GAE Tools (4) Clarens • Services include: • Access to SOCATS (next slide) • Storage Resource Broker interface • Application execution (submit jobs to cluster schedulers) • Proxy escrow • File access to files in server filesystem or SRB files
GAE Tools (5) SOCATS • “STL Optimized Caching and Transport System” • SOCATS is a general-purpose tool we have developed that is able to deliver large object collections (result sets) in response to an SQL query on an RDBMS • Targetted at C++ clients who wish to send a SQL Query to a remote RDBMS (using the Clarens dataserver) and receive back the database rows/result set as a collection of C++ objects • Data delivered in binary format (avoid heavy overhead of explicit XML encoding) • Large result sets are streamed efficiently to the client, so allowing client processing to begin as soon as the first data are available
GAE Tools (6) GroupMan • Developed in response to need for user-friendly administration of LDAP based “Virtual Organisations” • Import to the LDAP server of certificates from CA • User-friendly GUI allows ad hoc creation of user groups and VOs • VO data stored to allow easy extraction by standard Grid-based tools • E.g. creation of Globus gridmap files • Part of the DPE distribution
GAE Tools (5) PDA Client • A handheld GAE client: fruits of collaboration between NUST and Caltech • Software is Java Analysis Studio (JAS) ported to the Pocket PC 2002 OS • Hardware is any Pocket PC 2002 device • This tool is still under development and currently lacks authentication/security components
GAE Tools (6) Collaboration Desktop • Four-screen desktop analysis setup • Driven by a single server and single graphics card • Four flat panel monitors • Allows simultaneous work on: • Traditional analysis tools (e.g. ROOT) • Software development (e.g. VS.NET) • Even displays (e.g. IGUANA) • MonALISA monitoring displays • Persistent collaboration (e.g. VRVS) • Online event or detector monitoring • Web browsing, email • Chat windows, instant messaging • Shared whiteboards etc.

GIVEN DATA ::
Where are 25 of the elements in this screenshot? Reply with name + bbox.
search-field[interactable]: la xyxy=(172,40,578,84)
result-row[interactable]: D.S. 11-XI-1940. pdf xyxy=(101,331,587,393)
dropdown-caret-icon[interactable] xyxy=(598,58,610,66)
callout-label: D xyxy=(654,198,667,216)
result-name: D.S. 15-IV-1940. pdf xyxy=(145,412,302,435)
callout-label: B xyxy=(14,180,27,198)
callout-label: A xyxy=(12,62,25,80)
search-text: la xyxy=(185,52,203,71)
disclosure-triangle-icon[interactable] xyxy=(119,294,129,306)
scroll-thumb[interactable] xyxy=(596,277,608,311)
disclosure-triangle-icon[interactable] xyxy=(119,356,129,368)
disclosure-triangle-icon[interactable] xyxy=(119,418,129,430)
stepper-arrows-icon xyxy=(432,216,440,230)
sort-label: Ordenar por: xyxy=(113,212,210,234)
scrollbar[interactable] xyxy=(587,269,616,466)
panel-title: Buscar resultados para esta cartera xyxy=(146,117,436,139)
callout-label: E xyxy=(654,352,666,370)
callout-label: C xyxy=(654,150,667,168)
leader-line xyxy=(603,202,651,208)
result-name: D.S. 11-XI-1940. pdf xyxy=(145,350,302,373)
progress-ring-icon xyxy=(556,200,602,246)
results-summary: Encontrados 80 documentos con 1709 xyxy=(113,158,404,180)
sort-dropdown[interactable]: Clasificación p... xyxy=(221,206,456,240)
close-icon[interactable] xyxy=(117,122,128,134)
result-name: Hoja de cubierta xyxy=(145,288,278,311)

EXERCISE DETAILS ::
List every service that the GAE tools excerpt says Clarens includes.

ANSWER FOR THE TASK ::
- Access to SOCATS
- Storage Resource Broker interface
- Application execution (submit jobs to cluster schedulers)
- Proxy escrow
- File access to files in server filesystem or SRB files